Every line of the data that contains the string "اقیانوسیه" must be copied.

═════ RECORDED INFORMATION

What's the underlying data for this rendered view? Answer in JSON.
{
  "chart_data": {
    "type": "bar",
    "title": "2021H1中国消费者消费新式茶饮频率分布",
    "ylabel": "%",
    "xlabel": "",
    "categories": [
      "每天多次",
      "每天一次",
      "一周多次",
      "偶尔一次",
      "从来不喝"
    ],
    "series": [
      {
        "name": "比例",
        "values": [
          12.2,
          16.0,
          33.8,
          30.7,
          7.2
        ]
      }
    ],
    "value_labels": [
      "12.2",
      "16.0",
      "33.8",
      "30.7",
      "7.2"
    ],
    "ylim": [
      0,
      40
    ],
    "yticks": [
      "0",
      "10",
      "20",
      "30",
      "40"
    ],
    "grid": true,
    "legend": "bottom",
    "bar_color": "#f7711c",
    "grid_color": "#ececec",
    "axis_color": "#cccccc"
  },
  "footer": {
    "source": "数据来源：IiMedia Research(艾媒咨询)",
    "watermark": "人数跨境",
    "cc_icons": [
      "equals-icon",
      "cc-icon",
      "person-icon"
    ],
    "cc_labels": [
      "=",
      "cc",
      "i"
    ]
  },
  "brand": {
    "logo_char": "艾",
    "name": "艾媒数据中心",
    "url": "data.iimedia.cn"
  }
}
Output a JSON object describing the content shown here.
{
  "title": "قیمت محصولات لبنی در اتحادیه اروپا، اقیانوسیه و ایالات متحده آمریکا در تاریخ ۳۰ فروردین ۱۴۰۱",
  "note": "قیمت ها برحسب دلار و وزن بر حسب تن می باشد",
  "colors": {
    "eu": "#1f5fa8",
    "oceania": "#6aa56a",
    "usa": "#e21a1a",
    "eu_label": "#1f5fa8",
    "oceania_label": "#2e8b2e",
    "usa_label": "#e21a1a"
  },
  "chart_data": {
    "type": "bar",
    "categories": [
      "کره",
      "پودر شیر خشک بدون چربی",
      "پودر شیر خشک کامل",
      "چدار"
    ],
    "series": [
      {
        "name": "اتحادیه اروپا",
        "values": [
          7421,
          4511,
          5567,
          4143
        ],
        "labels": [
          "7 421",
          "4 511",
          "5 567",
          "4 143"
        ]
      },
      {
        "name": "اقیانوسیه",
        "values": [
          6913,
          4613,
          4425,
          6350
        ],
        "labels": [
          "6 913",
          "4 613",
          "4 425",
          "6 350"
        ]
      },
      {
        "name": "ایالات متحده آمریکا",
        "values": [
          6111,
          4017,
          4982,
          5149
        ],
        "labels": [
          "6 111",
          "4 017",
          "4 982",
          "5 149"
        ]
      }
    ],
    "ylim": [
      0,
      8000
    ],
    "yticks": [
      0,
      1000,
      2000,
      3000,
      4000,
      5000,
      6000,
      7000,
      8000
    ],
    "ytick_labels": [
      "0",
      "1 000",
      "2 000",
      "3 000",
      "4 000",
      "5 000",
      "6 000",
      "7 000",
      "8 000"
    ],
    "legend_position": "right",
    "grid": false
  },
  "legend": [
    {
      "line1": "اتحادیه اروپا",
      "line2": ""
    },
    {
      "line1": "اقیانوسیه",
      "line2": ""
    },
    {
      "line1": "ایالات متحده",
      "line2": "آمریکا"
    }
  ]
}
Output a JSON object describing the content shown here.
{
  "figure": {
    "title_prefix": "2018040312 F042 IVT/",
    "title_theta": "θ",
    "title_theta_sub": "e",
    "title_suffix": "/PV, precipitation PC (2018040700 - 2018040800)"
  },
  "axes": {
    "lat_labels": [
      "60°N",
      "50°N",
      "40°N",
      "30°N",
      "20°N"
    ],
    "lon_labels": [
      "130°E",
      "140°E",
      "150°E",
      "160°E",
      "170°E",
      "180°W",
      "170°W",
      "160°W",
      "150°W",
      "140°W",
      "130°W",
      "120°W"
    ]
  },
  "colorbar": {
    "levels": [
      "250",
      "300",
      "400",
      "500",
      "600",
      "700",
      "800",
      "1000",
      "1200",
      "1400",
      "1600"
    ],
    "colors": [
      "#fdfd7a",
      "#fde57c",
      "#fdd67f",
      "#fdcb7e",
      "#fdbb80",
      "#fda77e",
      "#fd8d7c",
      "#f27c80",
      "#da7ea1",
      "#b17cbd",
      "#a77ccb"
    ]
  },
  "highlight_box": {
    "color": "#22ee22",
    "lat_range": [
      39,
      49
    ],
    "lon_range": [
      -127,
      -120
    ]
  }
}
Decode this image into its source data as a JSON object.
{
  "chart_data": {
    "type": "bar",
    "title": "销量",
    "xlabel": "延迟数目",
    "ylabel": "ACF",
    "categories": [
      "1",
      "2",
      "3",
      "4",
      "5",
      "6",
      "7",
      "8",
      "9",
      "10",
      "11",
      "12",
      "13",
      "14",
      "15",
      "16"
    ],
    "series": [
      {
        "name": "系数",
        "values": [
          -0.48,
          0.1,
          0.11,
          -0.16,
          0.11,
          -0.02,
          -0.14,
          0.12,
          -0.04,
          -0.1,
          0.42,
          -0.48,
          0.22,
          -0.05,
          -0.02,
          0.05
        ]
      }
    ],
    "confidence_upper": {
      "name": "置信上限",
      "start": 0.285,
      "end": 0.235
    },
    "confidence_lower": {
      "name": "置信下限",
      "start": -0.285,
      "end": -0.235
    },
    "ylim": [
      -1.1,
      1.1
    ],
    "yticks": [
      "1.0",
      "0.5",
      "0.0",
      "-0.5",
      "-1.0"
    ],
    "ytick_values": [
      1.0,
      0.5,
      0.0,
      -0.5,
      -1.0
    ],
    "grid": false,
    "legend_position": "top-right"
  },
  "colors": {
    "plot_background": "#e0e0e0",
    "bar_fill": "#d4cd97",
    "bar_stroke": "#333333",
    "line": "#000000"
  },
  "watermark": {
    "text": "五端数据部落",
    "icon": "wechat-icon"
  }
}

══════════

WRITTEN SOLUTION:
  "title": "قیمت محصولات لبنی در اتحادیه اروپا، اقیانوسیه و ایالات متحده آمریکا در تاریخ ۳۰ فروردین ۱۴۰۱",
        "name": "اقیانوسیه",
      "line1": "اقیانوسیه",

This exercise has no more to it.